··· Data for the task ···
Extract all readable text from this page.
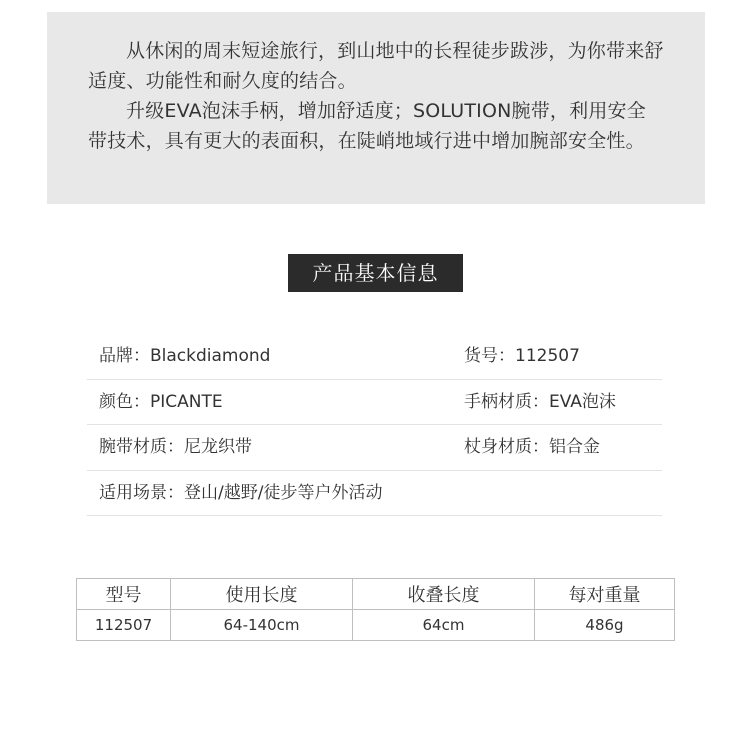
从休闲的周末短途旅行，到山地中的长程徒步跋涉，为你带来舒适度、功能性和耐久度的结合。

升级EVA泡沫手柄，增加舒适度；SOLUTION腕带，利用安全带技术，具有更大的表面积，在陡峭地域行进中增加腕部安全性。

产品基本信息
品牌：Blackdiamond	货号：112507
颜色：PICANTE	手柄材质：EVA泡沫
腕带材质：尼龙织带	杖身材质：铝合金
适用场景：登山/越野/徒步等户外活动
型号	使用长度	收叠长度	每对重量
112507	64-140cm	64cm	486g
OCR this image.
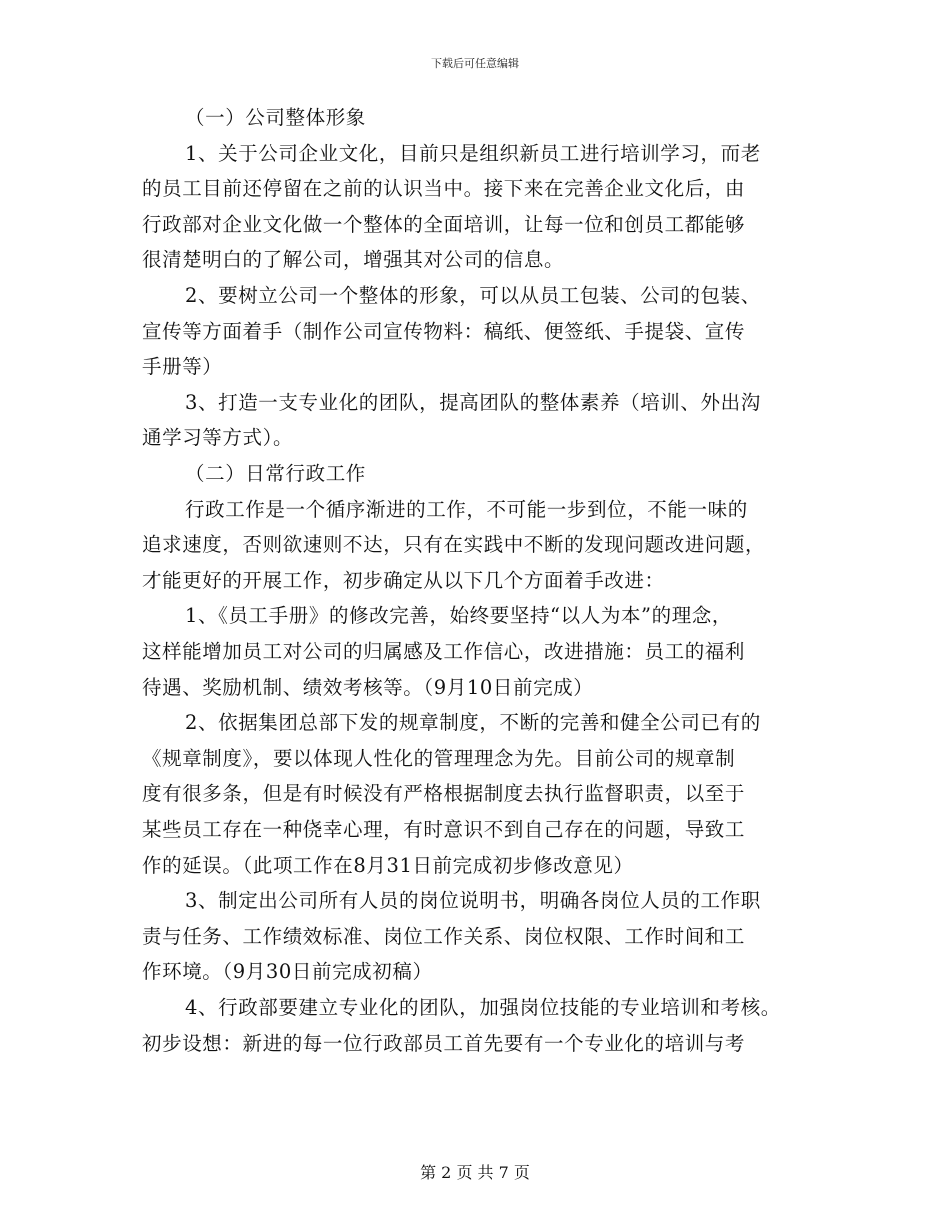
下载后可任意编辑
（一）公司整体形象
1、关于公司企业文化，目前只是组织新员工进行培训学习，而老
的员工目前还停留在之前的认识当中。接下来在完善企业文化后，由
行政部对企业文化做一个整体的全面培训，让每一位和创员工都能够
很清楚明白的了解公司，增强其对公司的信息。
2、要树立公司一个整体的形象，可以从员工包装、公司的包装、
宣传等方面着手（制作公司宣传物料：稿纸、便签纸、手提袋、宣传
手册等）
3、打造一支专业化的团队，提高团队的整体素养（培训、外出沟
通学习等方式）。
（二）日常行政工作
行政工作是一个循序渐进的工作，不可能一步到位，不能一味的
追求速度，否则欲速则不达，只有在实践中不断的发现问题改进问题，
才能更好的开展工作，初步确定从以下几个方面着手改进：
1、《员工手册》的修改完善，始终要坚持“以人为本”的理念，
这样能增加员工对公司的归属感及工作信心，改进措施：员工的福利
待遇、奖励机制、绩效考核等。（9月10日前完成）
2、依据集团总部下发的规章制度，不断的完善和健全公司已有的
《规章制度》，要以体现人性化的管理理念为先。目前公司的规章制
度有很多条，但是有时候没有严格根据制度去执行监督职责，以至于
某些员工存在一种侥幸心理，有时意识不到自己存在的问题，导致工
作的延误。（此项工作在8月31日前完成初步修改意见）
3、制定出公司所有人员的岗位说明书，明确各岗位人员的工作职
责与任务、工作绩效标准、岗位工作关系、岗位权限、工作时间和工
作环境。（9月30日前完成初稿）
4、行政部要建立专业化的团队，加强岗位技能的专业培训和考核。
初步设想：新进的每一位行政部员工首先要有一个专业化的培训与考
第 2 页 共 7 页
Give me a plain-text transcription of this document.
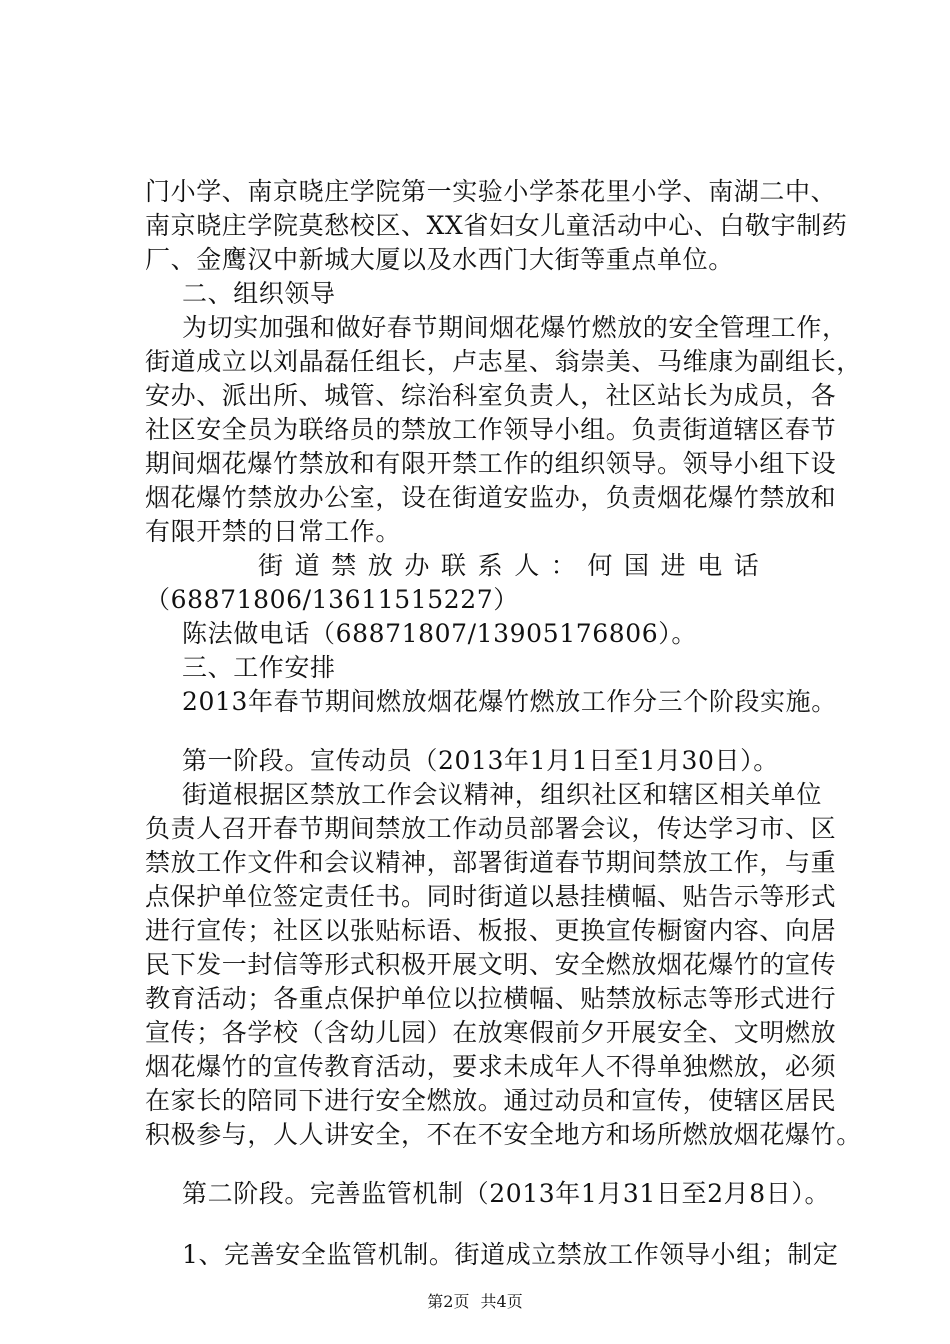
门小学、南京晓庄学院第一实验小学茶花里小学、南湖二中、
南京晓庄学院莫愁校区、XX省妇女儿童活动中心、白敬宇制药
厂、金鹰汉中新城大厦以及水西门大街等重点单位。
二、组织领导
为切实加强和做好春节期间烟花爆竹燃放的安全管理工作，
街道成立以刘晶磊任组长，卢志星、翁崇美、马维康为副组长，
安办、派出所、城管、综治科室负责人，社区站长为成员，各
社区安全员为联络员的禁放工作领导小组。负责街道辖区春节
期间烟花爆竹禁放和有限开禁工作的组织领导。领导小组下设
烟花爆竹禁放办公室，设在街道安监办，负责烟花爆竹禁放和
有限开禁的日常工作。
街道禁放办联系人：何国进电话
（68871806/13611515227）
陈法做电话（68871807/13905176806）。
三、工作安排
2013年春节期间燃放烟花爆竹燃放工作分三个阶段实施。
第一阶段。宣传动员（2013年1月1日至1月30日）。
街道根据区禁放工作会议精神，组织社区和辖区相关单位
负责人召开春节期间禁放工作动员部署会议，传达学习市、区
禁放工作文件和会议精神，部署街道春节期间禁放工作，与重
点保护单位签定责任书。同时街道以悬挂横幅、贴告示等形式
进行宣传；社区以张贴标语、板报、更换宣传橱窗内容、向居
民下发一封信等形式积极开展文明、安全燃放烟花爆竹的宣传
教育活动；各重点保护单位以拉横幅、贴禁放标志等形式进行
宣传；各学校（含幼儿园）在放寒假前夕开展安全、文明燃放
烟花爆竹的宣传教育活动，要求未成年人不得单独燃放，必须
在家长的陪同下进行安全燃放。通过动员和宣传，使辖区居民
积极参与，人人讲安全，不在不安全地方和场所燃放烟花爆竹。
第二阶段。完善监管机制（2013年1月31日至2月8日）。
1、完善安全监管机制。街道成立禁放工作领导小组；制定
第2页 共4页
···
Everything from the line containing "Give me a plain-text" through the last line of the entries is to be output exactly as written, minus any pictures.

Give me a plain-text transcription of this document.
门小学、南京晓庄学院第一实验小学茶花里小学、南湖二中、
南京晓庄学院莫愁校区、XX省妇女儿童活动中心、白敬宇制药
厂、金鹰汉中新城大厦以及水西门大街等重点单位。
二、组织领导
为切实加强和做好春节期间烟花爆竹燃放的安全管理工作，
街道成立以刘晶磊任组长，卢志星、翁崇美、马维康为副组长，
安办、派出所、城管、综治科室负责人，社区站长为成员，各
社区安全员为联络员的禁放工作领导小组。负责街道辖区春节
期间烟花爆竹禁放和有限开禁工作的组织领导。领导小组下设
烟花爆竹禁放办公室，设在街道安监办，负责烟花爆竹禁放和
有限开禁的日常工作。
街道禁放办联系人：何国进电话
（68871806/13611515227）
陈法做电话（68871807/13905176806）。
三、工作安排
2013年春节期间燃放烟花爆竹燃放工作分三个阶段实施。
第一阶段。宣传动员（2013年1月1日至1月30日）。
街道根据区禁放工作会议精神，组织社区和辖区相关单位
负责人召开春节期间禁放工作动员部署会议，传达学习市、区
禁放工作文件和会议精神，部署街道春节期间禁放工作，与重
点保护单位签定责任书。同时街道以悬挂横幅、贴告示等形式
进行宣传；社区以张贴标语、板报、更换宣传橱窗内容、向居
民下发一封信等形式积极开展文明、安全燃放烟花爆竹的宣传
教育活动；各重点保护单位以拉横幅、贴禁放标志等形式进行
宣传；各学校（含幼儿园）在放寒假前夕开展安全、文明燃放
烟花爆竹的宣传教育活动，要求未成年人不得单独燃放，必须
在家长的陪同下进行安全燃放。通过动员和宣传，使辖区居民
积极参与，人人讲安全，不在不安全地方和场所燃放烟花爆竹。
第二阶段。完善监管机制（2013年1月31日至2月8日）。
1、完善安全监管机制。街道成立禁放工作领导小组；制定
第2页 共4页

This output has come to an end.